# [Requirement]
Your task is to give the data again, exactly, with every line intact.

[Dataset rows about figures]

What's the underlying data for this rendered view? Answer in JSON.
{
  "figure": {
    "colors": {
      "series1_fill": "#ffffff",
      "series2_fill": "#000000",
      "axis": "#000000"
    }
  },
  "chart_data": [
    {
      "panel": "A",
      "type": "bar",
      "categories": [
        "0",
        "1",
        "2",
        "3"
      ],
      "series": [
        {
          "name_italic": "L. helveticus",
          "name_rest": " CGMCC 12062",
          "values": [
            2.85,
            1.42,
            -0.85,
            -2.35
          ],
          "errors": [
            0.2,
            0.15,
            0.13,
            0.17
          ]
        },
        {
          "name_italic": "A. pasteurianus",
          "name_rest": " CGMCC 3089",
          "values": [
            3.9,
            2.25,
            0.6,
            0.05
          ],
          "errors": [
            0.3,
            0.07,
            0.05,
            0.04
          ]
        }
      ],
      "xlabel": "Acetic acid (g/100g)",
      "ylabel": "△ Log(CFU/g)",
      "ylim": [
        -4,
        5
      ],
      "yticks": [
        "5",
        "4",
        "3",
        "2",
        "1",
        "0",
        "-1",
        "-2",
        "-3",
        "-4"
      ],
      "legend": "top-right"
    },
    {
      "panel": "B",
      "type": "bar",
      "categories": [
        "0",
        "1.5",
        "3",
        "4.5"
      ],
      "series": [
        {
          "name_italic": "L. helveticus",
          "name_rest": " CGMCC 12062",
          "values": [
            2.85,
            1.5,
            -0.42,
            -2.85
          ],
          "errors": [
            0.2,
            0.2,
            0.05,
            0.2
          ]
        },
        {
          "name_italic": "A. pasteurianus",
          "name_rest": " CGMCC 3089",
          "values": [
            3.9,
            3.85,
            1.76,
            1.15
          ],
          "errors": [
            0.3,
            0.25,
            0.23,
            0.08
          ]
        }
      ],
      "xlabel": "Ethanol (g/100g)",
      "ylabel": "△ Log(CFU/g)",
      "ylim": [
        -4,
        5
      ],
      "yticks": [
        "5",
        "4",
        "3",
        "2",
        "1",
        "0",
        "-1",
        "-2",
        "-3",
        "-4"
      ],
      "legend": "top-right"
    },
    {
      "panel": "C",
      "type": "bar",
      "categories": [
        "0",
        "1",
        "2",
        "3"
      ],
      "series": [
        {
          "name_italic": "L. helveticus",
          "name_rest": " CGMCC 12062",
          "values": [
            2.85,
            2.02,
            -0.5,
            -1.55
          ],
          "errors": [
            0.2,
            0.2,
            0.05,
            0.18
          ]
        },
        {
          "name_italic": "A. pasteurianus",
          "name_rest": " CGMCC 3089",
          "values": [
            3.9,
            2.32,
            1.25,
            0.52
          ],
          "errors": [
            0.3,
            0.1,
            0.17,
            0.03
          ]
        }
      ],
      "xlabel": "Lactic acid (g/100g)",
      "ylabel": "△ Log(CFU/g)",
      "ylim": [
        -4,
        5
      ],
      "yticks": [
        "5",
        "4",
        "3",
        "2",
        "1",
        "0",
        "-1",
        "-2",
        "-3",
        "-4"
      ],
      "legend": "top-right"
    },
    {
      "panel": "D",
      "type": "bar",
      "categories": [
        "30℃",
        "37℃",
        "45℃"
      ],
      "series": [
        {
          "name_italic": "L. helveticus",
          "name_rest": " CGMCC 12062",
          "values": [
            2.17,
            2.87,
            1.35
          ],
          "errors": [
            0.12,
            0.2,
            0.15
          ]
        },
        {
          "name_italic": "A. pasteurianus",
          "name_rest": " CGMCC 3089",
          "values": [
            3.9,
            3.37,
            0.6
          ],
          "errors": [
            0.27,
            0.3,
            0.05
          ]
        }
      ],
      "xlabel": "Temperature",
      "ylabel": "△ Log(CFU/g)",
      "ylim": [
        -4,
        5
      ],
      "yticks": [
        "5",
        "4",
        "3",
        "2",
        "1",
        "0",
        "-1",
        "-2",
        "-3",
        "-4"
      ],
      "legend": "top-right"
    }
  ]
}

# [Full output]
What's the underlying data for this rendered view? Answer in JSON.
{
  "figure": {
    "colors": {
      "series1_fill": "#ffffff",
      "series2_fill": "#000000",
      "axis": "#000000"
    }
  },
  "chart_data": [
    {
      "panel": "A",
      "type": "bar",
      "categories": [
        "0",
        "1",
        "2",
        "3"
      ],
      "series": [
        {
          "name_italic": "L. helveticus",
          "name_rest": " CGMCC 12062",
          "values": [
            2.85,
            1.42,
            -0.85,
            -2.35
          ],
          "errors": [
            0.2,
            0.15,
            0.13,
            0.17
          ]
        },
        {
          "name_italic": "A. pasteurianus",
          "name_rest": " CGMCC 3089",
          "values": [
            3.9,
            2.25,
            0.6,
            0.05
          ],
          "errors": [
            0.3,
            0.07,
            0.05,
            0.04
          ]
        }
      ],
      "xlabel": "Acetic acid (g/100g)",
      "ylabel": "△ Log(CFU/g)",
      "ylim": [
        -4,
        5
      ],
      "yticks": [
        "5",
        "4",
        "3",
        "2",
        "1",
        "0",
        "-1",
        "-2",
        "-3",
        "-4"
      ],
      "legend": "top-right"
    },
    {
      "panel": "B",
      "type": "bar",
      "categories": [
        "0",
        "1.5",
        "3",
        "4.5"
      ],
      "series": [
        {
          "name_italic": "L. helveticus",
          "name_rest": " CGMCC 12062",
          "values": [
            2.85,
            1.5,
            -0.42,
            -2.85
          ],
          "errors": [
            0.2,
            0.2,
            0.05,
            0.2
          ]
        },
        {
          "name_italic": "A. pasteurianus",
          "name_rest": " CGMCC 3089",
          "values": [
            3.9,
            3.85,
            1.76,
            1.15
          ],
          "errors": [
            0.3,
            0.25,
            0.23,
            0.08
          ]
        }
      ],
      "xlabel": "Ethanol (g/100g)",
      "ylabel": "△ Log(CFU/g)",
      "ylim": [
        -4,
        5
      ],
      "yticks": [
        "5",
        "4",
        "3",
        "2",
        "1",
        "0",
        "-1",
        "-2",
        "-3",
        "-4"
      ],
      "legend": "top-right"
    },
    {
      "panel": "C",
      "type": "bar",
      "categories": [
        "0",
        "1",
        "2",
        "3"
      ],
      "series": [
        {
          "name_italic": "L. helveticus",
          "name_rest": " CGMCC 12062",
          "values": [
            2.85,
            2.02,
            -0.5,
            -1.55
          ],
          "errors": [
            0.2,
            0.2,
            0.05,
            0.18
          ]
        },
        {
          "name_italic": "A. pasteurianus",
          "name_rest": " CGMCC 3089",
          "values": [
            3.9,
            2.32,
            1.25,
            0.52
          ],
          "errors": [
            0.3,
            0.1,
            0.17,
            0.03
          ]
        }
      ],
      "xlabel": "Lactic acid (g/100g)",
      "ylabel": "△ Log(CFU/g)",
      "ylim": [
        -4,
        5
      ],
      "yticks": [
        "5",
        "4",
        "3",
        "2",
        "1",
        "0",
        "-1",
        "-2",
        "-3",
        "-4"
      ],
      "legend": "top-right"
    },
    {
      "panel": "D",
      "type": "bar",
      "categories": [
        "30℃",
        "37℃",
        "45℃"
      ],
      "series": [
        {
          "name_italic": "L. helveticus",
          "name_rest": " CGMCC 12062",
          "values": [
            2.17,
            2.87,
            1.35
          ],
          "errors": [
            0.12,
            0.2,
            0.15
          ]
        },
        {
          "name_italic": "A. pasteurianus",
          "name_rest": " CGMCC 3089",
          "values": [
            3.9,
            3.37,
            0.6
          ],
          "errors": [
            0.27,
            0.3,
            0.05
          ]
        }
      ],
      "xlabel": "Temperature",
      "ylabel": "△ Log(CFU/g)",
      "ylim": [
        -4,
        5
      ],
      "yticks": [
        "5",
        "4",
        "3",
        "2",
        "1",
        "0",
        "-1",
        "-2",
        "-3",
        "-4"
      ],
      "legend": "top-right"
    }
  ]
}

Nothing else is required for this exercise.